Say how many lines hold the string "JSON"; please write nothing but the number.

## BEGIN Records provided

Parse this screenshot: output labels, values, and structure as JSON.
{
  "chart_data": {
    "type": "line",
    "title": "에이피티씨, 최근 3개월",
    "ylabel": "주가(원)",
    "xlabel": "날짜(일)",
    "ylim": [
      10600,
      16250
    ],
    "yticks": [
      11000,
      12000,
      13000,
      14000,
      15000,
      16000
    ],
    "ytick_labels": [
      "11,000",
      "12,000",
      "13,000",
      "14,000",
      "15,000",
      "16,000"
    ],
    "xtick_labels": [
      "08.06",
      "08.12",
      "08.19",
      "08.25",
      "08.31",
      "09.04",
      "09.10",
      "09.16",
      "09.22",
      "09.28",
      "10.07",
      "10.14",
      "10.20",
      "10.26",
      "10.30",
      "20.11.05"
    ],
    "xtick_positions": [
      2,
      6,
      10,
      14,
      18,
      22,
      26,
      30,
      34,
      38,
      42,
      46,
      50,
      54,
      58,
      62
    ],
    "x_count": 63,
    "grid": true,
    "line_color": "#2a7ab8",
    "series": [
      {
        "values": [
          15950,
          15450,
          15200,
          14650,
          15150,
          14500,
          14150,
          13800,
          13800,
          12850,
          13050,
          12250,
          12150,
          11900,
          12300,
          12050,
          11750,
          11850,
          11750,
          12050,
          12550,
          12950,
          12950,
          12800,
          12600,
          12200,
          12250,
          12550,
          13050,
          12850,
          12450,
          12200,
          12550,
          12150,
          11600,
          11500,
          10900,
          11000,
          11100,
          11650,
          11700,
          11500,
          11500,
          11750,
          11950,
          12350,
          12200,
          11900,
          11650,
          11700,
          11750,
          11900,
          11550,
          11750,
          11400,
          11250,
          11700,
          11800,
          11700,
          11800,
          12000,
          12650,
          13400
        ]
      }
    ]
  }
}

## END Records provided
## BEGIN Records provided

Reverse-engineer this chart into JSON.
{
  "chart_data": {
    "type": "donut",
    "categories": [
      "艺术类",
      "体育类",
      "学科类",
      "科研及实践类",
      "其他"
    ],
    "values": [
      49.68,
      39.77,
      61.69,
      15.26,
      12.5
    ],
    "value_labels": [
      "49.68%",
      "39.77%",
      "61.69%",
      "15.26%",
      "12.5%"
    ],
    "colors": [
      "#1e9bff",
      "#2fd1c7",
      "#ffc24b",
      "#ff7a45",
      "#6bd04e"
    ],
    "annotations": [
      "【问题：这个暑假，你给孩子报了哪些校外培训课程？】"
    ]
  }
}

## END Records provided

* _Result below_
2